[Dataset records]
++++++++

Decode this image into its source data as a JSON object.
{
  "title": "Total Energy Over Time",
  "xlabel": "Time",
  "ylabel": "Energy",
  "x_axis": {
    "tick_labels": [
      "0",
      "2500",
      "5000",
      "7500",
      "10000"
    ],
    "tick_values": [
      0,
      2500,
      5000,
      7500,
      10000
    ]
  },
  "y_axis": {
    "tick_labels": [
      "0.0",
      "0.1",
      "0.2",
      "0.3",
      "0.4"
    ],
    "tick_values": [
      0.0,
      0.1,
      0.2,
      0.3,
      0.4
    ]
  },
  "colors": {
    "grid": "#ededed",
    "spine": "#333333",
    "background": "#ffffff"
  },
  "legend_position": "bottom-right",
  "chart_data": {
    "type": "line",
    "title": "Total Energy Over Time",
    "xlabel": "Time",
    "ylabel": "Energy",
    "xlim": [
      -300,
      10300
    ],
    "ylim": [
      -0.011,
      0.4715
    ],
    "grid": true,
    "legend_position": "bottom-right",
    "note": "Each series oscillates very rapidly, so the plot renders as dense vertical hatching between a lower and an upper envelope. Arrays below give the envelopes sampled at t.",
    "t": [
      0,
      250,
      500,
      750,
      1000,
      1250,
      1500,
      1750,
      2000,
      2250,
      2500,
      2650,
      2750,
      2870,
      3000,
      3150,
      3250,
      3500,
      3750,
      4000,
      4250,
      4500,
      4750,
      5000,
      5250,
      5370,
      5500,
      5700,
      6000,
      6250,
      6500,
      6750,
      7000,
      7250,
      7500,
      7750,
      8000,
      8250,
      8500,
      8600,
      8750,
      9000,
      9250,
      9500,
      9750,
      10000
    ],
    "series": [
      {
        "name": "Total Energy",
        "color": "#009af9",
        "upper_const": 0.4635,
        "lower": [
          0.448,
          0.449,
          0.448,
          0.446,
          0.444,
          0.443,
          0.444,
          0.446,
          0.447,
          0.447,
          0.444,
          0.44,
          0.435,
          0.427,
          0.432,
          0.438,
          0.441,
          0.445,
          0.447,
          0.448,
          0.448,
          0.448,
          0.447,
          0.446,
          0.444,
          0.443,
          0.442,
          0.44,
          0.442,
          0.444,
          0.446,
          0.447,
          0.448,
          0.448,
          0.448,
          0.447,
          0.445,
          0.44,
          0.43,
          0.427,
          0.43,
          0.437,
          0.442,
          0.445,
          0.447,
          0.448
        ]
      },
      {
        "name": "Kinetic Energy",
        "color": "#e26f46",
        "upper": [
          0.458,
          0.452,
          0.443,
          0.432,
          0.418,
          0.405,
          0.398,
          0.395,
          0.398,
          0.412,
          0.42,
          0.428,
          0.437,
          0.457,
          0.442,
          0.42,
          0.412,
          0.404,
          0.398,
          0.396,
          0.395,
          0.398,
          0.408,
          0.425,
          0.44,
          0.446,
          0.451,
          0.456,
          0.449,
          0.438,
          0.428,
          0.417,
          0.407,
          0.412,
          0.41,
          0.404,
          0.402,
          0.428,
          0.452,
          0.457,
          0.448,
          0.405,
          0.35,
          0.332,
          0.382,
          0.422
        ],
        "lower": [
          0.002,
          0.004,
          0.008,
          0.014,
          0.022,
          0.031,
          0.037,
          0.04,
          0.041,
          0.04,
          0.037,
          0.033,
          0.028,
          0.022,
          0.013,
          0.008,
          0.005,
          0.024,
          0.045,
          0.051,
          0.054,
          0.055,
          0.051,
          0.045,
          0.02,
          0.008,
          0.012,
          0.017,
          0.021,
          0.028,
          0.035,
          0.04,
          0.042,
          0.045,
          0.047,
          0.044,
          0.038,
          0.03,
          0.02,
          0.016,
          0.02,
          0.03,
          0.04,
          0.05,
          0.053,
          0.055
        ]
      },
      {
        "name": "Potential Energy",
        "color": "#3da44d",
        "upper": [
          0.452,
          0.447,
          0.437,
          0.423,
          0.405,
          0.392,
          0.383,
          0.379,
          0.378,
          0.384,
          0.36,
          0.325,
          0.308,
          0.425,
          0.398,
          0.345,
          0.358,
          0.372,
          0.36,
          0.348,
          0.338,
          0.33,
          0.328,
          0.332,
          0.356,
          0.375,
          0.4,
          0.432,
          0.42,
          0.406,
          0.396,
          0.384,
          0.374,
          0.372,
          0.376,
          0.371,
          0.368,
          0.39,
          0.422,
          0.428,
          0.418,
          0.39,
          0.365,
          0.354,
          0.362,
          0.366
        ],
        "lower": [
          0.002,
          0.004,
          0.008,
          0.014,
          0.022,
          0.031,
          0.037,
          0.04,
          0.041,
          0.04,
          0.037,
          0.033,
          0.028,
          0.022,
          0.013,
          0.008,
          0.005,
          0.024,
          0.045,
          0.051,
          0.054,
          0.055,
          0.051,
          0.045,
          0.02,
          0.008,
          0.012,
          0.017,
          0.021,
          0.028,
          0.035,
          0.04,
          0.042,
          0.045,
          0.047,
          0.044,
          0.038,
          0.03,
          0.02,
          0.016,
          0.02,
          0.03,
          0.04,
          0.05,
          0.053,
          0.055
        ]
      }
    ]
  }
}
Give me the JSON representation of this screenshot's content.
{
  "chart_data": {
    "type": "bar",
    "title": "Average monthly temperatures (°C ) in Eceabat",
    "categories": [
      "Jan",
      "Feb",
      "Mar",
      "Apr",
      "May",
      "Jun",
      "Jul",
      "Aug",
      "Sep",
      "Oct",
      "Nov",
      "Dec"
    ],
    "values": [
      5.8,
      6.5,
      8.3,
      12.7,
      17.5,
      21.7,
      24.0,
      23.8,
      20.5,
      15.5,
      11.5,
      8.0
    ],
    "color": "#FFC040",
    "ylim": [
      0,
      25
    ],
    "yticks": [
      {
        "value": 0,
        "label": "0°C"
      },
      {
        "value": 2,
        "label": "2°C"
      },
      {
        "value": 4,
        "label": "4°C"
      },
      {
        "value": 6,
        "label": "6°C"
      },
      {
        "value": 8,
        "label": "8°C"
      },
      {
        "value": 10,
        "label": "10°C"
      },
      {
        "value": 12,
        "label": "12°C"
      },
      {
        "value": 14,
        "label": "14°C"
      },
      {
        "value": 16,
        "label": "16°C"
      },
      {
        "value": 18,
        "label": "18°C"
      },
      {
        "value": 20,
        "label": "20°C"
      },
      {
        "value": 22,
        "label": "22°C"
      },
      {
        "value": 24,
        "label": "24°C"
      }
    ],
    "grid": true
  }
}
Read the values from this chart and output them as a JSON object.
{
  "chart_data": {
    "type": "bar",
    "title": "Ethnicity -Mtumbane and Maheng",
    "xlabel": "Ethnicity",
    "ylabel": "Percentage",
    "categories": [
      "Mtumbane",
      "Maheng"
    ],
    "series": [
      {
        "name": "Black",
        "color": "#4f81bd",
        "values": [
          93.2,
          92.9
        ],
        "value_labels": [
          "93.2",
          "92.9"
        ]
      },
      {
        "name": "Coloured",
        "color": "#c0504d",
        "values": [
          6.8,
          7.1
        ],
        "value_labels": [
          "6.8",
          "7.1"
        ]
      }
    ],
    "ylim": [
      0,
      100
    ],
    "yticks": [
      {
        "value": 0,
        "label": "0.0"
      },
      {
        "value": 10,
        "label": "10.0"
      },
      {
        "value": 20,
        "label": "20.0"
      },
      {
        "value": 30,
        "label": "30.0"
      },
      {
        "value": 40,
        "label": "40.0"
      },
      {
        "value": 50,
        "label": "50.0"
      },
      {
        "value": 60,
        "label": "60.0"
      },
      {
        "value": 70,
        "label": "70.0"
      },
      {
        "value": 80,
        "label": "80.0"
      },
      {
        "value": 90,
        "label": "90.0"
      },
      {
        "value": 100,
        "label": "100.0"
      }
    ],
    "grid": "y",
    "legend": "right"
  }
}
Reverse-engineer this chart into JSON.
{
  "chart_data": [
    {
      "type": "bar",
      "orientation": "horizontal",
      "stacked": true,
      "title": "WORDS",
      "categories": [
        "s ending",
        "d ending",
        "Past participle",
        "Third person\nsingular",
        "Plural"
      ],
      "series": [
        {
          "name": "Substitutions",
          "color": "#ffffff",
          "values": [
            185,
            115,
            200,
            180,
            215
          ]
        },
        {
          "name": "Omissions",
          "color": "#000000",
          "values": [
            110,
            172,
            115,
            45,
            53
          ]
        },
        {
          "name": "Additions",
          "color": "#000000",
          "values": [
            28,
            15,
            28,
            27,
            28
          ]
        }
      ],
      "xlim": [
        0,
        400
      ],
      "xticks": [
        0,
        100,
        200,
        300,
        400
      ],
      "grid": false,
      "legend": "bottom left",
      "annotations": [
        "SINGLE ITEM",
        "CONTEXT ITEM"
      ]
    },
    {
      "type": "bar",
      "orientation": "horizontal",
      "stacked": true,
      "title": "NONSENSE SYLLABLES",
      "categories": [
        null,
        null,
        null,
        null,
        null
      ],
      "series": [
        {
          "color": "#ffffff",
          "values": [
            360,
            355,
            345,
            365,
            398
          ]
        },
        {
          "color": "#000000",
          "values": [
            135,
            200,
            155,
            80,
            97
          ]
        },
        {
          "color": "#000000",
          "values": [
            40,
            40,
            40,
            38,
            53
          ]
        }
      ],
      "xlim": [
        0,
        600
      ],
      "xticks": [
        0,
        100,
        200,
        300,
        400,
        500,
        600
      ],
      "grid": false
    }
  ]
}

++++++++

* _TASK TO COMPLETE_: From the data, list each line in which the string "grid" appears.

* _SOLVED EXERCISE_:
    "grid": "#ededed",
    "grid": true,
    "grid": true
    "grid": "y",
      "grid": false,
      "grid": false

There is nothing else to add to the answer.